Task directions: Filter the records below for the word "sense". Copy each line that holds it.

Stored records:

★ ★ ★

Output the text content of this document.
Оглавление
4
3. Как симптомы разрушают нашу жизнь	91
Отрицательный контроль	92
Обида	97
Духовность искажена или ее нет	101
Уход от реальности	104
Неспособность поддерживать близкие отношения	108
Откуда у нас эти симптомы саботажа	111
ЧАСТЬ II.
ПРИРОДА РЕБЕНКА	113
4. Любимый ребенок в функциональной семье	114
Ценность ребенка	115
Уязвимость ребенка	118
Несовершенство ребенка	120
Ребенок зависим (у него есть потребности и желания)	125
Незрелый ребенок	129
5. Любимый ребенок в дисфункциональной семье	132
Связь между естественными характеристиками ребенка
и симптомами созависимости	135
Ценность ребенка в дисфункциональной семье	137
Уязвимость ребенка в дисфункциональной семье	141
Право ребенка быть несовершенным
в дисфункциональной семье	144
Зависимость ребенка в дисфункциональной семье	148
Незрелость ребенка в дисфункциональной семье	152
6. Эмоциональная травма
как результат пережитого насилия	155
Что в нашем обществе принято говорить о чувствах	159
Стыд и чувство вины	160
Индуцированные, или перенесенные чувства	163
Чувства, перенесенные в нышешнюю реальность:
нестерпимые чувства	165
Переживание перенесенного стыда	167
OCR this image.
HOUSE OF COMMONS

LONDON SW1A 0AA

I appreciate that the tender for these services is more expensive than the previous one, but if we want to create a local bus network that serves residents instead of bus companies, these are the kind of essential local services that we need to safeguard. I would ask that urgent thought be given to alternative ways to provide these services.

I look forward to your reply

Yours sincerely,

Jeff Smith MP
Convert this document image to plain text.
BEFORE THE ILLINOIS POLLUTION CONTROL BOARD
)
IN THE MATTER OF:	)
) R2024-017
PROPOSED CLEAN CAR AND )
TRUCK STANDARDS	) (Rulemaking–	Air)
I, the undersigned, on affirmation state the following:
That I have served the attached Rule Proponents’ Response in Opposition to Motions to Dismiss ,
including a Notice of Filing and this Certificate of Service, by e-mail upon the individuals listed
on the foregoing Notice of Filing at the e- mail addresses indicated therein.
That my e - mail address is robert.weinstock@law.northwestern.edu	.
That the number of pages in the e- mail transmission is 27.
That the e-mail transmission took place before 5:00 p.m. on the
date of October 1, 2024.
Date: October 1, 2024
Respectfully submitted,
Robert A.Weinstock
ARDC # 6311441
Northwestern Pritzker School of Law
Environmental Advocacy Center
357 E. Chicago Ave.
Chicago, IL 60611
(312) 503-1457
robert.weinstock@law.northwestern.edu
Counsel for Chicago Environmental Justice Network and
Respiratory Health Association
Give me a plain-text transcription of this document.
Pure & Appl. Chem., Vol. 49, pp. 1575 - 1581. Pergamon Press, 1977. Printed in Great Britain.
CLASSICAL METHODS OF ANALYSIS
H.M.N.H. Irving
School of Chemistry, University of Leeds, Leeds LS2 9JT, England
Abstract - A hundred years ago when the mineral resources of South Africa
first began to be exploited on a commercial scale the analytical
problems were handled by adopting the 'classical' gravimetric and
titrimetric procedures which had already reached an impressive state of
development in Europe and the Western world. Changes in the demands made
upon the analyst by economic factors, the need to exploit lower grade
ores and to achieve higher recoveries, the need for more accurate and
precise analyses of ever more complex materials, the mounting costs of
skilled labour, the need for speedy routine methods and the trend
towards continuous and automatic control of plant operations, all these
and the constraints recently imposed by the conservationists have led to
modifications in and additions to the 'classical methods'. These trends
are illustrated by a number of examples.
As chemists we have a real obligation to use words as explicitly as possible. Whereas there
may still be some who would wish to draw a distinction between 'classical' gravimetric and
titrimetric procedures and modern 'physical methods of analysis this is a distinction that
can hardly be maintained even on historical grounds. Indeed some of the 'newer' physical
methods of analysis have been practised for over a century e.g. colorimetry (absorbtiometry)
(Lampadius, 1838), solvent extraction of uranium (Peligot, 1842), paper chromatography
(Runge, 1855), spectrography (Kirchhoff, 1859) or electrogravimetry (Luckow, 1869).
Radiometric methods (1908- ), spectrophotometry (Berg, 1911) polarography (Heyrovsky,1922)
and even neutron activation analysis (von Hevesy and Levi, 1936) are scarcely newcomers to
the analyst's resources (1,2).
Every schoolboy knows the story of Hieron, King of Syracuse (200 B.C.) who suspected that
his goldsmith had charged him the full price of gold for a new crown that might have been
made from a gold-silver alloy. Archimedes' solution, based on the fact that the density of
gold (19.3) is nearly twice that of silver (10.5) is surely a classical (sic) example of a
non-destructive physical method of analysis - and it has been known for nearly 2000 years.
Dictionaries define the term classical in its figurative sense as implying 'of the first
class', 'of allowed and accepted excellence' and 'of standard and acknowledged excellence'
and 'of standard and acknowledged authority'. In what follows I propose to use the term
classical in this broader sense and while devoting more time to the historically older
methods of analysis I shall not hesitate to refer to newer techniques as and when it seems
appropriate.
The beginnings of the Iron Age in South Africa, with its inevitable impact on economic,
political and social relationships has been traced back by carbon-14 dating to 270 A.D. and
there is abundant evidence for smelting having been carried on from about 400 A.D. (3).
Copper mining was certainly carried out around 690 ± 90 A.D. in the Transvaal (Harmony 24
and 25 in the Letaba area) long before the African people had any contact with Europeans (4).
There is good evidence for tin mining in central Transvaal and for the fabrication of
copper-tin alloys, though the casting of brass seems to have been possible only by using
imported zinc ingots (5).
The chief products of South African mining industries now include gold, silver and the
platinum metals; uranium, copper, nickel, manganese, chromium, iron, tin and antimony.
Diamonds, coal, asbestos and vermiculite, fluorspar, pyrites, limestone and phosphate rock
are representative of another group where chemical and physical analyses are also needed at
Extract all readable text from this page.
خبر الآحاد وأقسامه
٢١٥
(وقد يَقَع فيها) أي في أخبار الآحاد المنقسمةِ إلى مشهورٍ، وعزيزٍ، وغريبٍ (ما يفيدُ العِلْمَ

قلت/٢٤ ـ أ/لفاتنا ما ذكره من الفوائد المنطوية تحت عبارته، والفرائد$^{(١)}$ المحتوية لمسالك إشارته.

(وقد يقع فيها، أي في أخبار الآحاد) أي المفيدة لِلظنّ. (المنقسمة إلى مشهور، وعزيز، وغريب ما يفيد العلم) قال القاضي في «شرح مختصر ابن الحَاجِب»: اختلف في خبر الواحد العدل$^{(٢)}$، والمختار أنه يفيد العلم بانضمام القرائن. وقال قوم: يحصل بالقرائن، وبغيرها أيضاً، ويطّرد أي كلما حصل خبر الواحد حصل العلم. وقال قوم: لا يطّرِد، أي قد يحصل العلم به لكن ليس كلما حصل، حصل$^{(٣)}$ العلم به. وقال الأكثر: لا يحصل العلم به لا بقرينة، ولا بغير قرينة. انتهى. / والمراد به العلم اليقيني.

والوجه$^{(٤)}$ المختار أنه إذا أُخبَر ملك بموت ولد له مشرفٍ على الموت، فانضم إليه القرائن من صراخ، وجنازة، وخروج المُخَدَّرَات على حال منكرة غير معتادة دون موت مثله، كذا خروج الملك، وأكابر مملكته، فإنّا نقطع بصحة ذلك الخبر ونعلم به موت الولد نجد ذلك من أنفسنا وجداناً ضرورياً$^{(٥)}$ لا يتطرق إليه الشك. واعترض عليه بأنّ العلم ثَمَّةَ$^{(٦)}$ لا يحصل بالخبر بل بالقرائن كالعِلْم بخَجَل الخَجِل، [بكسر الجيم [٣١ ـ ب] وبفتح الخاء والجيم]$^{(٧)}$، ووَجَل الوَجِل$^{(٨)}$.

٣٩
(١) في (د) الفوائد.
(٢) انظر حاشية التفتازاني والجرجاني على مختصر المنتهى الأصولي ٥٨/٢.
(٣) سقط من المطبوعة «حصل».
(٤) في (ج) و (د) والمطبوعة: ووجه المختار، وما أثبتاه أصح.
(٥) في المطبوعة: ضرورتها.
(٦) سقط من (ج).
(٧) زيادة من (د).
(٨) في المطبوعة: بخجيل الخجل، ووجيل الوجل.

★ ★ ★

Answer for the task:
Dictionaries define the term classical in its figurative sense as implying 'of the first
classical in this broader sense and while devoting more time to the historically older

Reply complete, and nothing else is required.